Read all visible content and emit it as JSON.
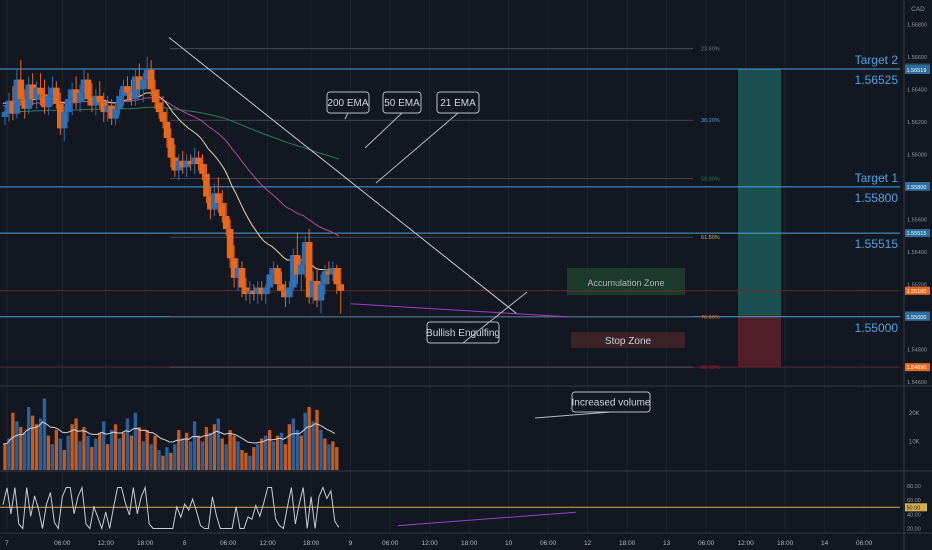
{
  "chart_data": {
    "type": "candlestick",
    "title": "",
    "currency": "CAD",
    "colors": {
      "background": "#131722",
      "up": "#2e6fb5",
      "down": "#e8671c",
      "hline": "#4aa3df",
      "text_blue": "#4aa3df",
      "price_scale": "#9598a1",
      "ema21": "#e8d9a8",
      "ema50": "#b04d9a",
      "ema200": "#2e7d5b",
      "target_fill": "#1d5755",
      "stop_fill": "#5a1f28",
      "accum_fill": "#1c3a2c",
      "fib_line": "#5d606b"
    },
    "price_axis": {
      "ylim": [
        1.5458,
        1.5695
      ],
      "ticks": [
        "1.56800",
        "1.56600",
        "1.56400",
        "1.56200",
        "1.56000",
        "1.55800",
        "1.55600",
        "1.55400",
        "1.55200",
        "1.55000",
        "1.54800",
        "1.54600"
      ],
      "tick_values": [
        1.568,
        1.566,
        1.564,
        1.562,
        1.56,
        1.558,
        1.556,
        1.554,
        1.552,
        1.55,
        1.548,
        1.546
      ],
      "labels": [
        {
          "text": "1.56535",
          "value": 1.56535,
          "bg": "#1d5755"
        },
        {
          "text": "1.56525",
          "value": 1.56525,
          "bg": "#2a6fa0"
        },
        {
          "text": "1.56519",
          "value": 1.56519,
          "bg": "#2a6fa0"
        },
        {
          "text": "1.55805",
          "value": 1.55805,
          "bg": "#2a6fa0"
        },
        {
          "text": "1.55800",
          "value": 1.558,
          "bg": "#2a6fa0"
        },
        {
          "text": "1.55515",
          "value": 1.55515,
          "bg": "#2a6fa0"
        },
        {
          "text": "1.55160",
          "value": 1.5516,
          "bg": "#e8671c"
        },
        {
          "text": "1.55008",
          "value": 1.55008,
          "bg": "#2a6fa0"
        },
        {
          "text": "1.55000",
          "value": 1.55,
          "bg": "#2a6fa0"
        },
        {
          "text": "1.54690",
          "value": 1.5469,
          "bg": "#e8671c"
        }
      ]
    },
    "time_axis": {
      "labels": [
        "7",
        "06:00",
        "12:00",
        "18:00",
        "8",
        "06:00",
        "12:00",
        "18:00",
        "9",
        "06:00",
        "12:00",
        "18:00",
        "10",
        "06:00",
        "12",
        "18:00",
        "13",
        "06:00",
        "12:00",
        "18:00",
        "14",
        "06:00"
      ],
      "bar_index": [
        1,
        15,
        26,
        36,
        46,
        57,
        67,
        78,
        88,
        98,
        108,
        118,
        128,
        138,
        148,
        158,
        168,
        178,
        188,
        198,
        208,
        218
      ],
      "total_slots": 230
    },
    "candles": [
      [
        1.5623,
        1.563,
        1.5618,
        1.5626
      ],
      [
        1.5626,
        1.5638,
        1.562,
        1.5633
      ],
      [
        1.5633,
        1.5642,
        1.5621,
        1.5625
      ],
      [
        1.5625,
        1.5652,
        1.5622,
        1.5646
      ],
      [
        1.5646,
        1.5658,
        1.563,
        1.5634
      ],
      [
        1.5634,
        1.564,
        1.5622,
        1.5628
      ],
      [
        1.5628,
        1.5648,
        1.5625,
        1.5643
      ],
      [
        1.5643,
        1.565,
        1.563,
        1.5634
      ],
      [
        1.5634,
        1.5645,
        1.5628,
        1.5641
      ],
      [
        1.5641,
        1.565,
        1.563,
        1.5637
      ],
      [
        1.5637,
        1.5646,
        1.5625,
        1.5629
      ],
      [
        1.5629,
        1.5642,
        1.5624,
        1.5636
      ],
      [
        1.5636,
        1.5648,
        1.563,
        1.5641
      ],
      [
        1.5641,
        1.5645,
        1.5628,
        1.5631
      ],
      [
        1.5631,
        1.5638,
        1.5612,
        1.5616
      ],
      [
        1.5616,
        1.563,
        1.5608,
        1.5626
      ],
      [
        1.5626,
        1.564,
        1.562,
        1.5634
      ],
      [
        1.5634,
        1.5644,
        1.5624,
        1.564
      ],
      [
        1.564,
        1.5648,
        1.5628,
        1.5632
      ],
      [
        1.5632,
        1.5643,
        1.5626,
        1.5638
      ],
      [
        1.5638,
        1.5652,
        1.5632,
        1.5646
      ],
      [
        1.5646,
        1.565,
        1.563,
        1.5634
      ],
      [
        1.5634,
        1.5644,
        1.5626,
        1.563
      ],
      [
        1.563,
        1.564,
        1.5624,
        1.5636
      ],
      [
        1.5636,
        1.5645,
        1.5628,
        1.5632
      ],
      [
        1.5632,
        1.5638,
        1.562,
        1.5626
      ],
      [
        1.5626,
        1.5636,
        1.562,
        1.563
      ],
      [
        1.563,
        1.5634,
        1.5618,
        1.5622
      ],
      [
        1.5622,
        1.5632,
        1.5618,
        1.5628
      ],
      [
        1.5628,
        1.564,
        1.5624,
        1.5636
      ],
      [
        1.5636,
        1.5646,
        1.563,
        1.5642
      ],
      [
        1.5642,
        1.5648,
        1.5634,
        1.5638
      ],
      [
        1.5638,
        1.5646,
        1.563,
        1.5634
      ],
      [
        1.5634,
        1.5652,
        1.563,
        1.5648
      ],
      [
        1.5648,
        1.5656,
        1.5636,
        1.564
      ],
      [
        1.564,
        1.565,
        1.5632,
        1.5646
      ],
      [
        1.5646,
        1.566,
        1.564,
        1.5652
      ],
      [
        1.5652,
        1.5658,
        1.5636,
        1.564
      ],
      [
        1.564,
        1.5646,
        1.5628,
        1.5632
      ],
      [
        1.5632,
        1.564,
        1.5622,
        1.5626
      ],
      [
        1.5626,
        1.5636,
        1.5616,
        1.562
      ],
      [
        1.562,
        1.5628,
        1.5604,
        1.561
      ],
      [
        1.561,
        1.5616,
        1.5592,
        1.5598
      ],
      [
        1.5598,
        1.5606,
        1.5586,
        1.559
      ],
      [
        1.559,
        1.56,
        1.5584,
        1.5596
      ],
      [
        1.5596,
        1.5602,
        1.5588,
        1.5592
      ],
      [
        1.5592,
        1.56,
        1.5586,
        1.5596
      ],
      [
        1.5596,
        1.56,
        1.559,
        1.5594
      ],
      [
        1.5594,
        1.5604,
        1.5588,
        1.5598
      ],
      [
        1.5598,
        1.5602,
        1.559,
        1.5594
      ],
      [
        1.5594,
        1.56,
        1.5584,
        1.5588
      ],
      [
        1.5588,
        1.5594,
        1.557,
        1.5574
      ],
      [
        1.5574,
        1.558,
        1.556,
        1.5566
      ],
      [
        1.5566,
        1.5582,
        1.5562,
        1.5576
      ],
      [
        1.5576,
        1.5586,
        1.5564,
        1.557
      ],
      [
        1.557,
        1.5578,
        1.5558,
        1.5562
      ],
      [
        1.5562,
        1.557,
        1.555,
        1.5554
      ],
      [
        1.5554,
        1.556,
        1.553,
        1.5536
      ],
      [
        1.5536,
        1.5544,
        1.5518,
        1.5524
      ],
      [
        1.5524,
        1.5536,
        1.5516,
        1.553
      ],
      [
        1.553,
        1.5534,
        1.5512,
        1.5518
      ],
      [
        1.5518,
        1.5524,
        1.551,
        1.5514
      ],
      [
        1.5514,
        1.5522,
        1.5508,
        1.5516
      ],
      [
        1.5516,
        1.552,
        1.551,
        1.5514
      ],
      [
        1.5514,
        1.5522,
        1.5508,
        1.5518
      ],
      [
        1.5518,
        1.5522,
        1.551,
        1.5514
      ],
      [
        1.5514,
        1.552,
        1.5508,
        1.5518
      ],
      [
        1.5518,
        1.553,
        1.5514,
        1.5526
      ],
      [
        1.5526,
        1.5534,
        1.552,
        1.553
      ],
      [
        1.553,
        1.5532,
        1.5516,
        1.552
      ],
      [
        1.552,
        1.5528,
        1.5512,
        1.5516
      ],
      [
        1.5516,
        1.5522,
        1.5506,
        1.5512
      ],
      [
        1.5512,
        1.5522,
        1.5508,
        1.5518
      ],
      [
        1.5518,
        1.5542,
        1.5516,
        1.5538
      ],
      [
        1.5538,
        1.5552,
        1.552,
        1.5526
      ],
      [
        1.5526,
        1.5536,
        1.5516,
        1.5532
      ],
      [
        1.5532,
        1.555,
        1.5524,
        1.5546
      ],
      [
        1.5546,
        1.5554,
        1.5508,
        1.5512
      ],
      [
        1.5512,
        1.5528,
        1.5508,
        1.5522
      ],
      [
        1.5522,
        1.553,
        1.5506,
        1.551
      ],
      [
        1.551,
        1.5526,
        1.5502,
        1.552
      ],
      [
        1.552,
        1.5532,
        1.5514,
        1.5528
      ],
      [
        1.5528,
        1.5534,
        1.552,
        1.5526
      ],
      [
        1.5526,
        1.5534,
        1.5522,
        1.553
      ],
      [
        1.553,
        1.5532,
        1.5514,
        1.552
      ],
      [
        1.552,
        1.553,
        1.5502,
        1.5516
      ]
    ],
    "volume": [
      [
        9000,
        0
      ],
      [
        11000,
        1
      ],
      [
        20000,
        0
      ],
      [
        17000,
        1
      ],
      [
        15000,
        0
      ],
      [
        13000,
        1
      ],
      [
        22000,
        1
      ],
      [
        19000,
        0
      ],
      [
        16000,
        0
      ],
      [
        18000,
        1
      ],
      [
        25000,
        1
      ],
      [
        12000,
        0
      ],
      [
        9000,
        1
      ],
      [
        14000,
        0
      ],
      [
        11000,
        1
      ],
      [
        7000,
        0
      ],
      [
        12000,
        1
      ],
      [
        16000,
        0
      ],
      [
        18000,
        0
      ],
      [
        10000,
        1
      ],
      [
        15000,
        0
      ],
      [
        12000,
        1
      ],
      [
        8000,
        0
      ],
      [
        11000,
        1
      ],
      [
        13000,
        0
      ],
      [
        17000,
        1
      ],
      [
        9000,
        0
      ],
      [
        14000,
        1
      ],
      [
        16000,
        0
      ],
      [
        11000,
        1
      ],
      [
        13000,
        0
      ],
      [
        18000,
        1
      ],
      [
        12000,
        0
      ],
      [
        20000,
        1
      ],
      [
        15000,
        0
      ],
      [
        10000,
        1
      ],
      [
        14000,
        0
      ],
      [
        9000,
        1
      ],
      [
        12000,
        0
      ],
      [
        7000,
        1
      ],
      [
        5000,
        0
      ],
      [
        8000,
        1
      ],
      [
        6000,
        0
      ],
      [
        9000,
        1
      ],
      [
        14000,
        0
      ],
      [
        11000,
        1
      ],
      [
        13000,
        0
      ],
      [
        10000,
        1
      ],
      [
        17000,
        1
      ],
      [
        12000,
        0
      ],
      [
        10000,
        1
      ],
      [
        15000,
        0
      ],
      [
        13000,
        1
      ],
      [
        16000,
        0
      ],
      [
        18000,
        1
      ],
      [
        11000,
        0
      ],
      [
        9000,
        1
      ],
      [
        14000,
        0
      ],
      [
        12000,
        0
      ],
      [
        10000,
        1
      ],
      [
        7000,
        0
      ],
      [
        6000,
        0
      ],
      [
        5000,
        1
      ],
      [
        8000,
        0
      ],
      [
        9000,
        1
      ],
      [
        11000,
        0
      ],
      [
        12000,
        1
      ],
      [
        14000,
        0
      ],
      [
        10000,
        1
      ],
      [
        12000,
        0
      ],
      [
        13000,
        1
      ],
      [
        9000,
        0
      ],
      [
        16000,
        0
      ],
      [
        18000,
        1
      ],
      [
        14000,
        1
      ],
      [
        12000,
        0
      ],
      [
        20000,
        1
      ],
      [
        22000,
        0
      ],
      [
        17000,
        1
      ],
      [
        21000,
        0
      ],
      [
        14000,
        1
      ],
      [
        11000,
        0
      ],
      [
        9000,
        1
      ],
      [
        10000,
        0
      ],
      [
        8000,
        0
      ]
    ],
    "volume_axis": {
      "ylim": [
        0,
        29000
      ],
      "ticks": [
        "20K",
        "10K"
      ],
      "tick_values": [
        20000,
        10000
      ]
    },
    "oscillator_axis": {
      "ylim": [
        15,
        100
      ],
      "ticks": [
        "80.00",
        "60.00",
        "40.00",
        "20.00"
      ],
      "tick_values": [
        80,
        60,
        40,
        20
      ],
      "hline": 50,
      "hline_label": "50.00"
    },
    "levels": [
      {
        "name": "Target 2",
        "label": "1.56525",
        "value": 1.56525
      },
      {
        "name": "Target 1",
        "label": "1.55800",
        "value": 1.558
      },
      {
        "name": "",
        "label": "1.55515",
        "value": 1.55515
      },
      {
        "name": "",
        "label": "1.55000",
        "value": 1.55
      }
    ],
    "fib": [
      {
        "label": "23.60%",
        "value": 1.5665,
        "color": "#787b86"
      },
      {
        "label": "38.20%",
        "value": 1.5621,
        "color": "#4aa3df"
      },
      {
        "label": "50.00%",
        "value": 1.5585,
        "color": "#2e7d5b"
      },
      {
        "label": "61.80%",
        "value": 1.5549,
        "color": "#d1b04b"
      },
      {
        "label": "78.60%",
        "value": 1.55,
        "color": "#e8671c"
      },
      {
        "label": "88.60%",
        "value": 1.5469,
        "color": "#a8203a"
      }
    ],
    "annotations": {
      "ema200": "200 EMA",
      "ema50": "50 EMA",
      "ema21": "21 EMA",
      "accumulation": "Accumulation Zone",
      "stop": "Stop Zone",
      "engulfing": "Bullish Engulfing",
      "volume": "Increased volume"
    }
  }
}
○ ○ ○ ○ ○
Do this:
For the records above, state how many lines include the string "Zone", giving the number and nothing else.

In response:
2